# [What to produce]
Show every line in the records below that contains the word "title".

[Records]
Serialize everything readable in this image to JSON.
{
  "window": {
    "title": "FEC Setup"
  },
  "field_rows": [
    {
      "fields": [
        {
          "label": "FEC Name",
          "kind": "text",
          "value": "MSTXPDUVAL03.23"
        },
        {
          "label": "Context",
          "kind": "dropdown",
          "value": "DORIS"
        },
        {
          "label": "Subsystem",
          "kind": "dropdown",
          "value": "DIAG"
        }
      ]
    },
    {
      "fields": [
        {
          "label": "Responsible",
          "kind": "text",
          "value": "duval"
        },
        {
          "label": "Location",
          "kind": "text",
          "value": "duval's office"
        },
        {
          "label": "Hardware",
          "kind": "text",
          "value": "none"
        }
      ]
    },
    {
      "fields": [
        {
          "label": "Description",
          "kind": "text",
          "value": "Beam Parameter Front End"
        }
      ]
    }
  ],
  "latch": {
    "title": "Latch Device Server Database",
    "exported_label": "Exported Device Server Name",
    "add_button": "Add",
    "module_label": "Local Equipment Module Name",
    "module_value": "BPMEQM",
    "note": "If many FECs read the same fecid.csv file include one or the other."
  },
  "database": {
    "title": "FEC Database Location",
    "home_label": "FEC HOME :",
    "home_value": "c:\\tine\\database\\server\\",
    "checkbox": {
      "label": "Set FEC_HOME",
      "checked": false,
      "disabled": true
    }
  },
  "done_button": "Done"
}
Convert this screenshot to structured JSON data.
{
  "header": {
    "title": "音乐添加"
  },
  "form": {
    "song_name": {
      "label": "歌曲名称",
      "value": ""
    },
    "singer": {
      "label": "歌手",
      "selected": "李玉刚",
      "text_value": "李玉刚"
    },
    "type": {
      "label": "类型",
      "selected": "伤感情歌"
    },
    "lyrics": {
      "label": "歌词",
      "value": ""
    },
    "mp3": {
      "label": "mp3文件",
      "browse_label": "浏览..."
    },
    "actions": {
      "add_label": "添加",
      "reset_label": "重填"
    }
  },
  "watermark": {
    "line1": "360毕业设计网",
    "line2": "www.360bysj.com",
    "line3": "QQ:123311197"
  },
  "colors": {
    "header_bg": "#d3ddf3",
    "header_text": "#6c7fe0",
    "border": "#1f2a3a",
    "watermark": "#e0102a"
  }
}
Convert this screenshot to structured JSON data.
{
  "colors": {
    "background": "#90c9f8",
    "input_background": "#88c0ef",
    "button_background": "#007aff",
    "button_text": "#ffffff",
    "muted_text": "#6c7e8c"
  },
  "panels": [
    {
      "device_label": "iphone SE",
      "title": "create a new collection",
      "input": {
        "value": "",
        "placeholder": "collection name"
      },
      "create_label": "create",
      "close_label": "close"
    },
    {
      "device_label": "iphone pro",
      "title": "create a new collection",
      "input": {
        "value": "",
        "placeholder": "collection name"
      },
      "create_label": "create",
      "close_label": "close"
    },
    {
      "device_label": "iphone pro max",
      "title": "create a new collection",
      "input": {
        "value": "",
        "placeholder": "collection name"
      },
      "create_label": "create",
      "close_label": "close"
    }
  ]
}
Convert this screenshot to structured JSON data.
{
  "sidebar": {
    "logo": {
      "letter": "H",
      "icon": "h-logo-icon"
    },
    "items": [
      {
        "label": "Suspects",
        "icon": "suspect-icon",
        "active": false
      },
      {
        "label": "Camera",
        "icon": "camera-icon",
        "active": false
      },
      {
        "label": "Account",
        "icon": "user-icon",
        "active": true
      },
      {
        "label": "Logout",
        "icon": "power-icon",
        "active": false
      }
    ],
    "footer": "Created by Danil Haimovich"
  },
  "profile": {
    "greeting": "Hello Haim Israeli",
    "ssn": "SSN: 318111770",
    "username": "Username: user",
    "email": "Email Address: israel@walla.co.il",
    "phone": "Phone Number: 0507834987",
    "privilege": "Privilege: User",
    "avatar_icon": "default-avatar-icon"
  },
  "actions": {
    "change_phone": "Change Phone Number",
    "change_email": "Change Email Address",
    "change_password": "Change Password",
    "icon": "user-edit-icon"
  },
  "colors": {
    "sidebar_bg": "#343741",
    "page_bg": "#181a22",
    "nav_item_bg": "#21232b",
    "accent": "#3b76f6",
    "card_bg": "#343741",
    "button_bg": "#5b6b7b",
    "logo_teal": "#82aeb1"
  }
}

# [Task answer]
    "title": "FEC Setup"
    "title": "Latch Device Server Database",
    "title": "FEC Database Location",
    "title": "音乐添加"
      "title": "create a new collection",
      "title": "create a new collection",
      "title": "create a new collection",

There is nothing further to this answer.